§ **What the exercise asks**: From the listing below, copy every line with the word "title".

= = = = =

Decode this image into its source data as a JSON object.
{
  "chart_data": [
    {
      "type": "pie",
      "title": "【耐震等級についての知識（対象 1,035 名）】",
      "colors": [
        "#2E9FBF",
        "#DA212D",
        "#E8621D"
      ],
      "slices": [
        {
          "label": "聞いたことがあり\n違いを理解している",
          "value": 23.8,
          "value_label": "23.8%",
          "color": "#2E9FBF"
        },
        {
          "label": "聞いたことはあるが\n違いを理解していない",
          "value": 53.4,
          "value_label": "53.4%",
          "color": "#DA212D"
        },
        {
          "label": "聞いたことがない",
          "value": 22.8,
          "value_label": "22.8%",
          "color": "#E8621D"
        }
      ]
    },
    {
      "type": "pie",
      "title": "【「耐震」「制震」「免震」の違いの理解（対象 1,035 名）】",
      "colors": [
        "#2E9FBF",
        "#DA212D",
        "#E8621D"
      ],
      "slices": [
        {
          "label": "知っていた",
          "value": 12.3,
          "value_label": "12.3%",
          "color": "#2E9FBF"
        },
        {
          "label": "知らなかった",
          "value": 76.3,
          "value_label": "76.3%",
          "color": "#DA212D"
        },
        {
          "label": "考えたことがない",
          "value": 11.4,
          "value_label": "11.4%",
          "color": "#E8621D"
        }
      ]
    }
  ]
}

= = = = =

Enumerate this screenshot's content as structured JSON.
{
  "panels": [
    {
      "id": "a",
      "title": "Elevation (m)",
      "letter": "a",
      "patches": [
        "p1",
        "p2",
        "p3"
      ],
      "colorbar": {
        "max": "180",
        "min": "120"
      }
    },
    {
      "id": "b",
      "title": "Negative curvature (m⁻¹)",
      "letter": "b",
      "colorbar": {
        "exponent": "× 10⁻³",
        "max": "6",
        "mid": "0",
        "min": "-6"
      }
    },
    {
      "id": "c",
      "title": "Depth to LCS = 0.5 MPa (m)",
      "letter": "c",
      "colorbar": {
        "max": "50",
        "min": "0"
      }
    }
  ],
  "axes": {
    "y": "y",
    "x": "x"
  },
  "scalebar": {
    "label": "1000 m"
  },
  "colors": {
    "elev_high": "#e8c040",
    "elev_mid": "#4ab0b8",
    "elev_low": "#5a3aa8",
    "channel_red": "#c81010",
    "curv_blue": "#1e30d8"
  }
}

= = = = =

§ **Response to the task**:
      "title": "【耐震等級についての知識（対象 1,035 名）】",
      "title": "【「耐震」「制震」「免震」の違いの理解（対象 1,035 名）】",
      "title": "Elevation (m)",
      "title": "Negative curvature (m⁻¹)",
      "title": "Depth to LCS = 0.5 MPa (m)",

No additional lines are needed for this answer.